__TASK DESCRIPTION__: Extract each line of the material that follows exactly and omit its pictures.

__DATA SHOWN__:
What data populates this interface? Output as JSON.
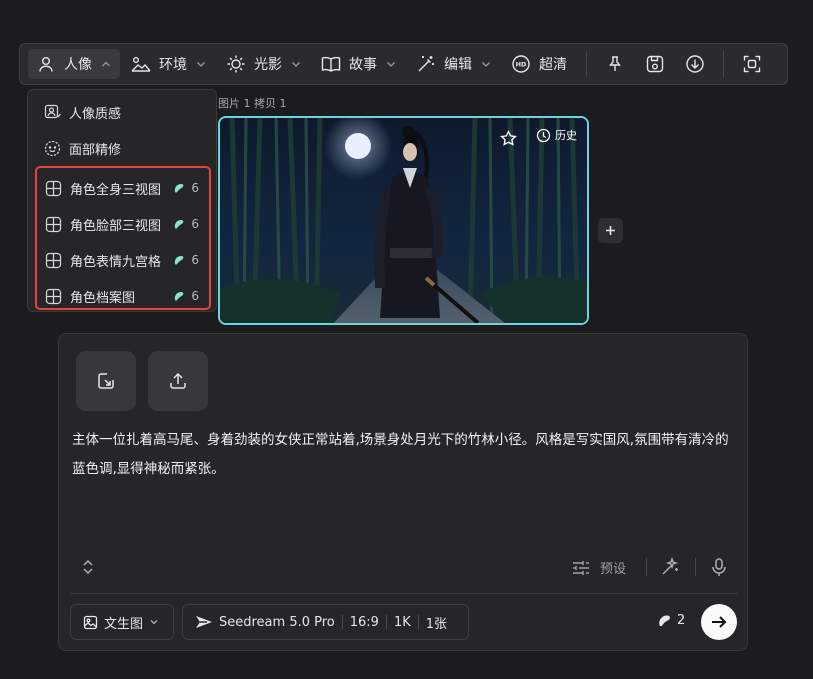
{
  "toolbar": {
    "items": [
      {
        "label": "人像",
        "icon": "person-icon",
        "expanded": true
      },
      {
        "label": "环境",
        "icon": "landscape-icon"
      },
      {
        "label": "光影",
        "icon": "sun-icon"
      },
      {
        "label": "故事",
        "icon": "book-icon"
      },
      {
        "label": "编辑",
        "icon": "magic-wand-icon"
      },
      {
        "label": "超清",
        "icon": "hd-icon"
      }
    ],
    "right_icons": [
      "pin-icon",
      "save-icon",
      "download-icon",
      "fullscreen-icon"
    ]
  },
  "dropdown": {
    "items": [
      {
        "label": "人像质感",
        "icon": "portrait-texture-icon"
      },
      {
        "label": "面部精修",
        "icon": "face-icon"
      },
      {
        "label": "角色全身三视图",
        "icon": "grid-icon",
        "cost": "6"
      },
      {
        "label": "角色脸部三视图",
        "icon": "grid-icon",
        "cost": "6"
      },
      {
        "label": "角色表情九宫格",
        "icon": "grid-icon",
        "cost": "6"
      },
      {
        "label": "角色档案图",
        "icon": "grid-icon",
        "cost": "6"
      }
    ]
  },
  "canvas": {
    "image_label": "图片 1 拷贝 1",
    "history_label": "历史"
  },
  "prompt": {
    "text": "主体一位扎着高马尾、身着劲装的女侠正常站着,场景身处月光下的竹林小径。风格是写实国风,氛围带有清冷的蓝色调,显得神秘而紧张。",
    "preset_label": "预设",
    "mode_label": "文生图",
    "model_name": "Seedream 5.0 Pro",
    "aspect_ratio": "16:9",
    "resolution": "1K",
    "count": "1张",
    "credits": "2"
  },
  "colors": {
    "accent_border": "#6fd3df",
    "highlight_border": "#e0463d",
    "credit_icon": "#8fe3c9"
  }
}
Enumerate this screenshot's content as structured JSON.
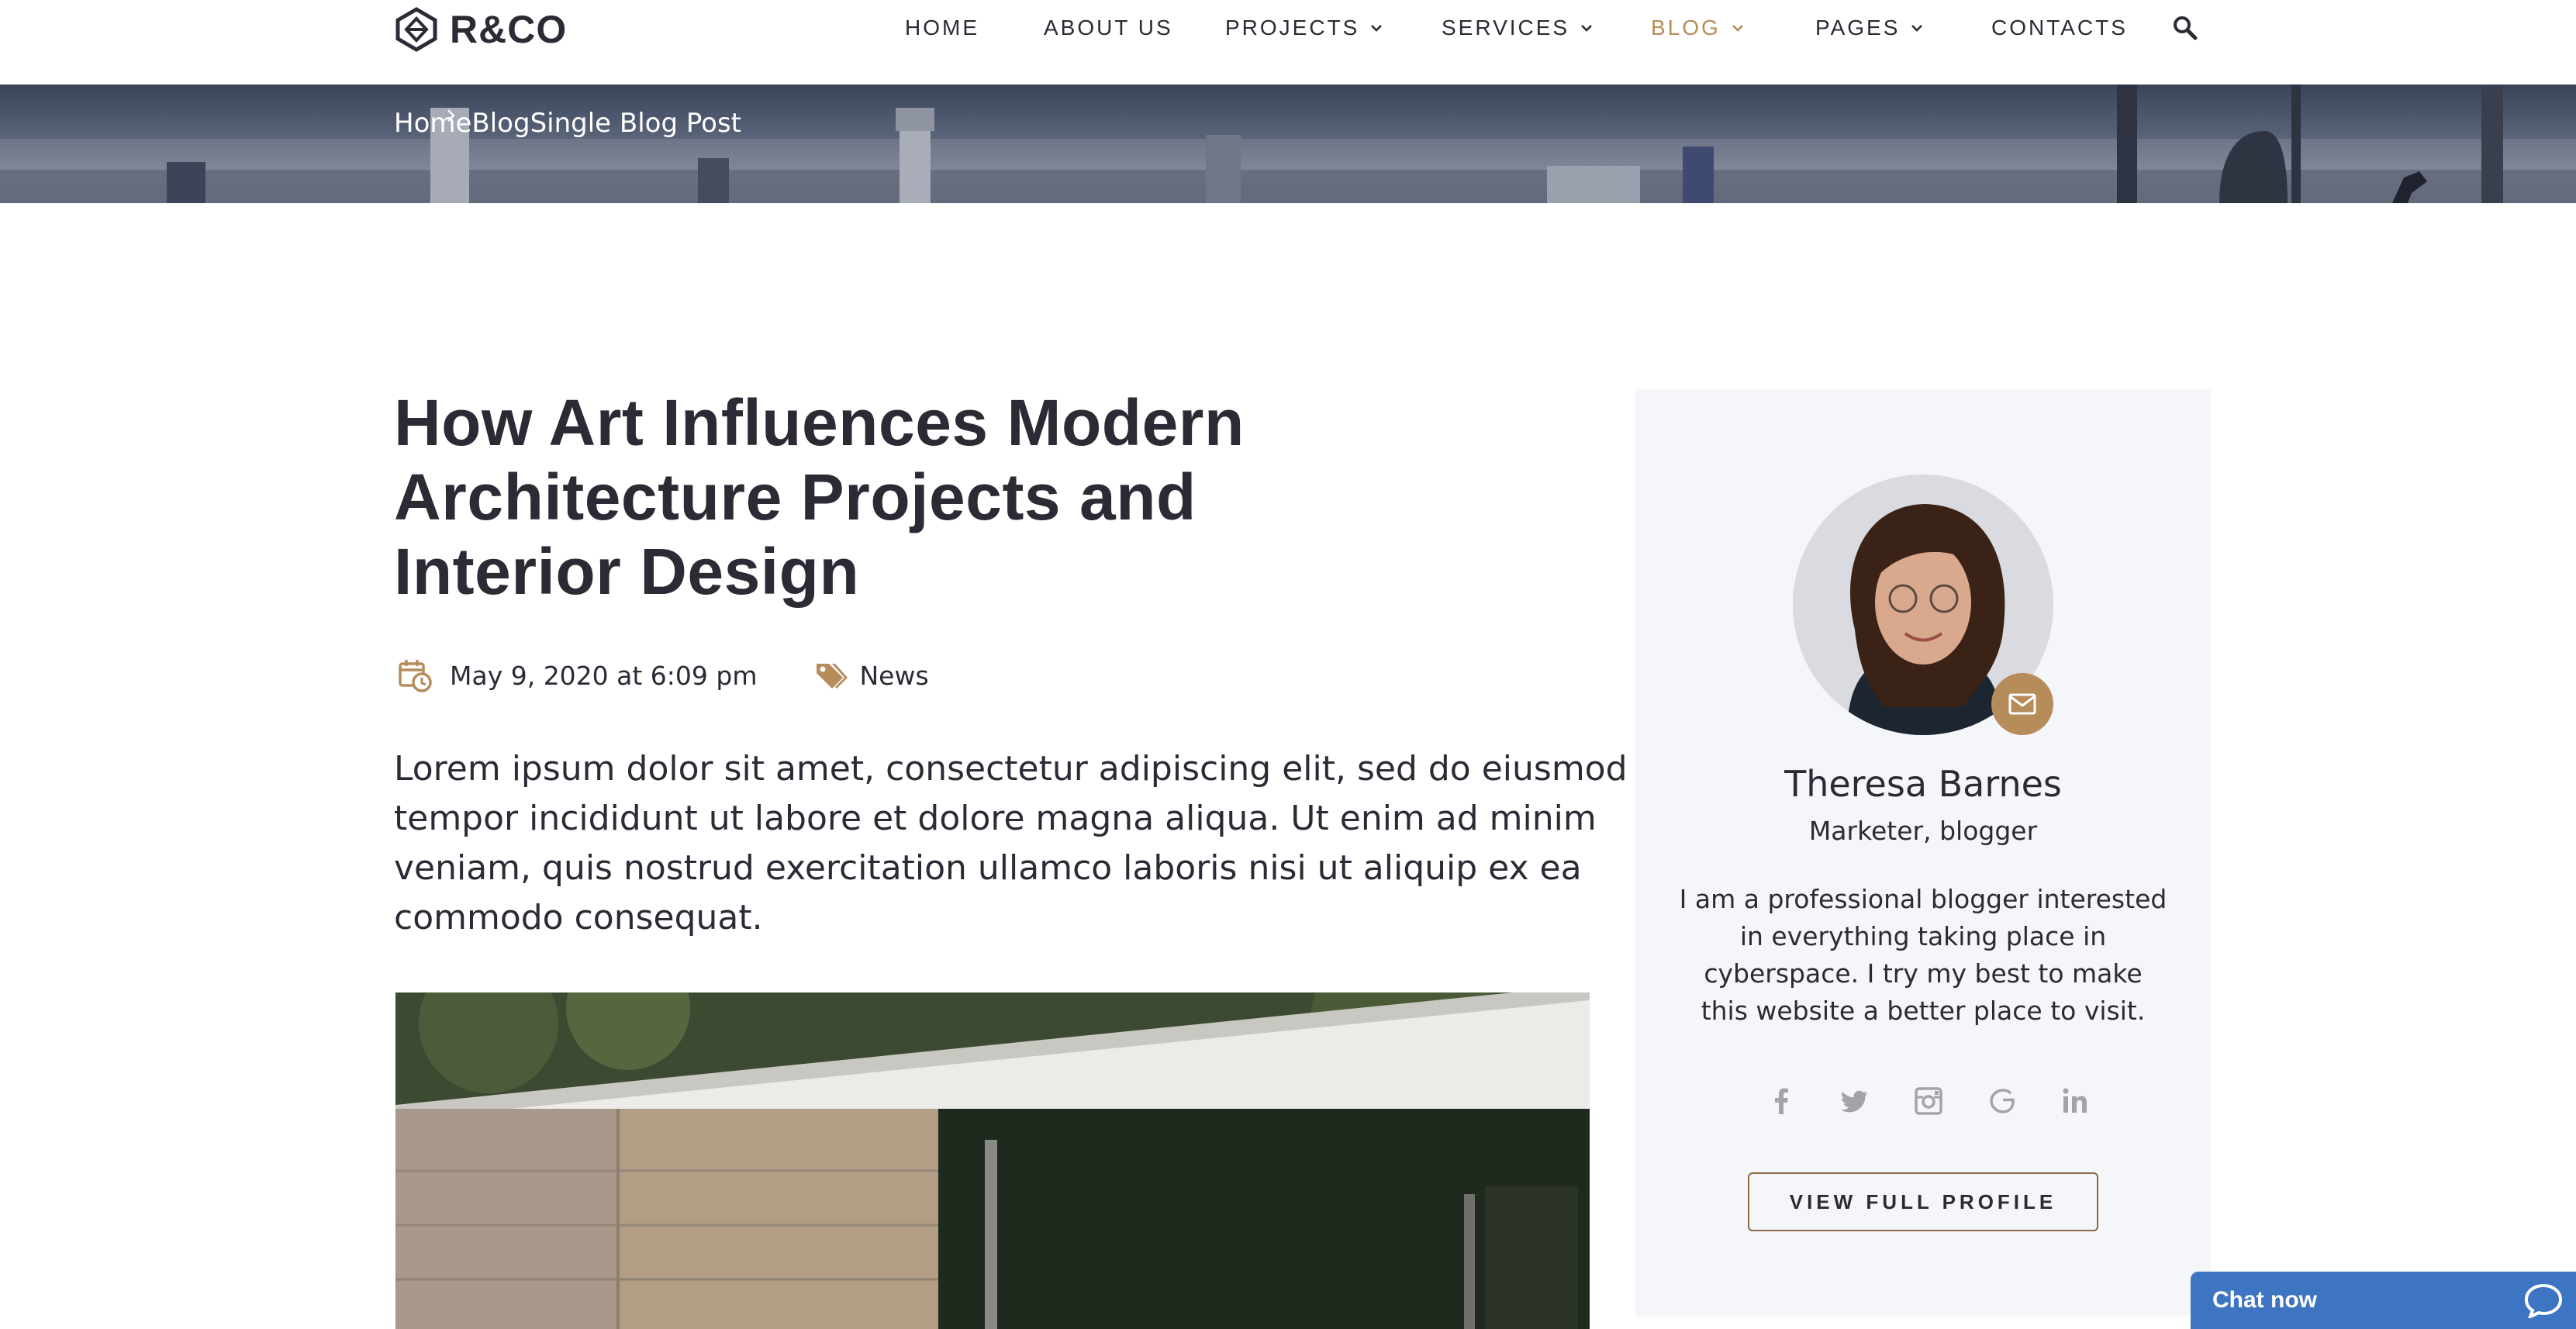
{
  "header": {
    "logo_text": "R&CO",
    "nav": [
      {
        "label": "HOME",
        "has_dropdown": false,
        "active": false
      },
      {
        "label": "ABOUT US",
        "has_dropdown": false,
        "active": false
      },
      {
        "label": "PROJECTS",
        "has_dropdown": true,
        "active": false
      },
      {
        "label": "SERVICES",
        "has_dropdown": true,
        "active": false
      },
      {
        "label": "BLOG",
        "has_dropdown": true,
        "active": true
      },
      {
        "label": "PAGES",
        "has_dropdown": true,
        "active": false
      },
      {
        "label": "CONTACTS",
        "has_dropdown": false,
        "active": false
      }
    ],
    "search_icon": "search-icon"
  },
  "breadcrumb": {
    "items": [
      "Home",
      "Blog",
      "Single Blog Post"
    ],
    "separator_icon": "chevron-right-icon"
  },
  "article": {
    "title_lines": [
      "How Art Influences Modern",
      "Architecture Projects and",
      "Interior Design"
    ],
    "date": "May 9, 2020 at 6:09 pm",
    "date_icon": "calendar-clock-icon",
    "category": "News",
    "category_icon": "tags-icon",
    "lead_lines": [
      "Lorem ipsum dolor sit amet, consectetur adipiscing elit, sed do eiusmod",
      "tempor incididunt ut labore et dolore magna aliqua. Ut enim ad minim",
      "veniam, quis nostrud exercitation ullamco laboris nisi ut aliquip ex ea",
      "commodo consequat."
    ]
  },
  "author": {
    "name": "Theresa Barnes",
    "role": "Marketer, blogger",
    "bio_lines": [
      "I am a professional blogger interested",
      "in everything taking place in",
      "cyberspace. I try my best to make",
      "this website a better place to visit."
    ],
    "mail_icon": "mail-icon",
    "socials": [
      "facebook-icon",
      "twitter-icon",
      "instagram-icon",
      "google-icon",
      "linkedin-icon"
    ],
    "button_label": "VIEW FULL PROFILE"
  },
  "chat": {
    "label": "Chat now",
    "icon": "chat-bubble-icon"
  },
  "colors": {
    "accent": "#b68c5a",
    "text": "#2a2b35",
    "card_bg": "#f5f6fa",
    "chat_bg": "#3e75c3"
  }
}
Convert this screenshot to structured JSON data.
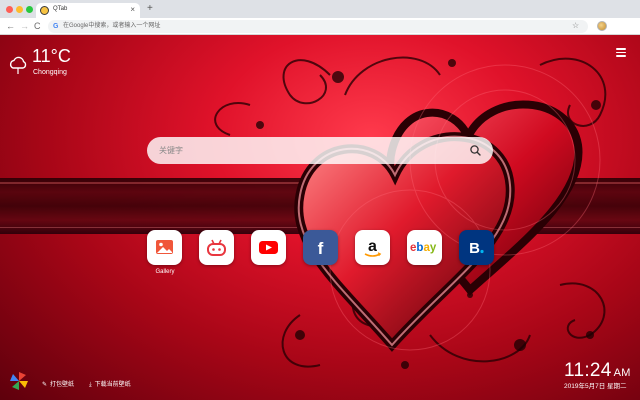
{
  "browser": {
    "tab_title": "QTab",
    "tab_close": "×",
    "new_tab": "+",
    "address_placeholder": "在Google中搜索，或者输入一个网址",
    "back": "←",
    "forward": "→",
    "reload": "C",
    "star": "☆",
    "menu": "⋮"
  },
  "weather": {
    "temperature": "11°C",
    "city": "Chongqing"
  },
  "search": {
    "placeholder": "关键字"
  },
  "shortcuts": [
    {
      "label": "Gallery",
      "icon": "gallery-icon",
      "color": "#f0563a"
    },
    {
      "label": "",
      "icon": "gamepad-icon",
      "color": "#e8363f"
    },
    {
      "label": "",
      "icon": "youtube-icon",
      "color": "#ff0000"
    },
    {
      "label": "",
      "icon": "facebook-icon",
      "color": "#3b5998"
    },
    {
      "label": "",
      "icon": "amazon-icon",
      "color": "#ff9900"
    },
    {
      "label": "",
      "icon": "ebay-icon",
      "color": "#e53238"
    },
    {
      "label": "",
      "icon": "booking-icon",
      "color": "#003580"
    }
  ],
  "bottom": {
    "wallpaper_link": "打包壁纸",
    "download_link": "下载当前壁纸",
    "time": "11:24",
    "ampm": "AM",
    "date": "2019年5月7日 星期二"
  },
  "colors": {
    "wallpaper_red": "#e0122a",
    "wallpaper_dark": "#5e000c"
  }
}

__SOLUTION FOR THIS TASK__:
What data populates this interface? Output as JSON.
{
  "toolbar": {
    "items": [
      {
        "label": "人像",
        "icon": "person-icon",
        "expanded": true
      },
      {
        "label": "环境",
        "icon": "landscape-icon"
      },
      {
        "label": "光影",
        "icon": "sun-icon"
      },
      {
        "label": "故事",
        "icon": "book-icon"
      },
      {
        "label": "编辑",
        "icon": "magic-wand-icon"
      },
      {
        "label": "超清",
        "icon": "hd-icon"
      }
    ],
    "right_icons": [
      "pin-icon",
      "save-icon",
      "download-icon",
      "fullscreen-icon"
    ]
  },
  "dropdown": {
    "items": [
      {
        "label": "人像质感",
        "icon": "portrait-texture-icon"
      },
      {
        "label": "面部精修",
        "icon": "face-icon"
      },
      {
        "label": "角色全身三视图",
        "icon": "grid-icon",
        "cost": "6"
      },
      {
        "label": "角色脸部三视图",
        "icon": "grid-icon",
        "cost": "6"
      },
      {
        "label": "角色表情九宫格",
        "icon": "grid-icon",
        "cost": "6"
      },
      {
        "label": "角色档案图",
        "icon": "grid-icon",
        "cost": "6"
      }
    ]
  },
  "canvas": {
    "image_label": "图片 1 拷贝 1",
    "history_label": "历史"
  },
  "prompt": {
    "text": "主体一位扎着高马尾、身着劲装的女侠正常站着,场景身处月光下的竹林小径。风格是写实国风,氛围带有清冷的蓝色调,显得神秘而紧张。",
    "preset_label": "预设",
    "mode_label": "文生图",
    "model_name": "Seedream 5.0 Pro",
    "aspect_ratio": "16:9",
    "resolution": "1K",
    "count": "1张",
    "credits": "2"
  },
  "colors": {
    "accent_border": "#6fd3df",
    "highlight_border": "#e0463d",
    "credit_icon": "#8fe3c9"
  }
}
Enumerate this screenshot's content as structured JSON.
{
  "header": {
    "logo_text": "R&CO",
    "nav": [
      {
        "label": "HOME",
        "has_dropdown": false,
        "active": false
      },
      {
        "label": "ABOUT US",
        "has_dropdown": false,
        "active": false
      },
      {
        "label": "PROJECTS",
        "has_dropdown": true,
        "active": false
      },
      {
        "label": "SERVICES",
        "has_dropdown": true,
        "active": false
      },
      {
        "label": "BLOG",
        "has_dropdown": true,
        "active": true
      },
      {
        "label": "PAGES",
        "has_dropdown": true,
        "active": false
      },
      {
        "label": "CONTACTS",
        "has_dropdown": false,
        "active": false
      }
    ],
    "search_icon": "search-icon"
  },
  "breadcrumb": {
    "items": [
      "Home",
      "Blog",
      "Single Blog Post"
    ],
    "separator_icon": "chevron-right-icon"
  },
  "article": {
    "title_lines": [
      "How Art Influences Modern",
      "Architecture Projects and",
      "Interior Design"
    ],
    "date": "May 9, 2020 at 6:09 pm",
    "date_icon": "calendar-clock-icon",
    "category": "News",
    "category_icon": "tags-icon",
    "lead_lines": [
      "Lorem ipsum dolor sit amet, consectetur adipiscing elit, sed do eiusmod",
      "tempor incididunt ut labore et dolore magna aliqua. Ut enim ad minim",
      "veniam, quis nostrud exercitation ullamco laboris nisi ut aliquip ex ea",
      "commodo consequat."
    ]
  },
  "author": {
    "name": "Theresa Barnes",
    "role": "Marketer, blogger",
    "bio_lines": [
      "I am a professional blogger interested",
      "in everything taking place in",
      "cyberspace. I try my best to make",
      "this website a better place to visit."
    ],
    "mail_icon": "mail-icon",
    "socials": [
      "facebook-icon",
      "twitter-icon",
      "instagram-icon",
      "google-icon",
      "linkedin-icon"
    ],
    "button_label": "VIEW FULL PROFILE"
  },
  "chat": {
    "label": "Chat now",
    "icon": "chat-bubble-icon"
  },
  "colors": {
    "accent": "#b68c5a",
    "text": "#2a2b35",
    "card_bg": "#f5f6fa",
    "chat_bg": "#3e75c3"
  }
}
Convert this screenshot to structured JSON data.
{
  "browser": {
    "tab_title": "QTab",
    "tab_close": "×",
    "new_tab": "+",
    "address_placeholder": "在Google中搜索，或者输入一个网址",
    "back": "←",
    "forward": "→",
    "reload": "C",
    "star": "☆",
    "menu": "⋮"
  },
  "weather": {
    "temperature": "11°C",
    "city": "Chongqing"
  },
  "search": {
    "placeholder": "关键字"
  },
  "shortcuts": [
    {
      "label": "Gallery",
      "icon": "gallery-icon",
      "color": "#f0563a"
    },
    {
      "label": "",
      "icon": "gamepad-icon",
      "color": "#e8363f"
    },
    {
      "label": "",
      "icon": "youtube-icon",
      "color": "#ff0000"
    },
    {
      "label": "",
      "icon": "facebook-icon",
      "color": "#3b5998"
    },
    {
      "label": "",
      "icon": "amazon-icon",
      "color": "#ff9900"
    },
    {
      "label": "",
      "icon": "ebay-icon",
      "color": "#e53238"
    },
    {
      "label": "",
      "icon": "booking-icon",
      "color": "#003580"
    }
  ],
  "bottom": {
    "wallpaper_link": "打包壁纸",
    "download_link": "下载当前壁纸",
    "time": "11:24",
    "ampm": "AM",
    "date": "2019年5月7日 星期二"
  },
  "colors": {
    "wallpaper_red": "#e0122a",
    "wallpaper_dark": "#5e000c"
  }
}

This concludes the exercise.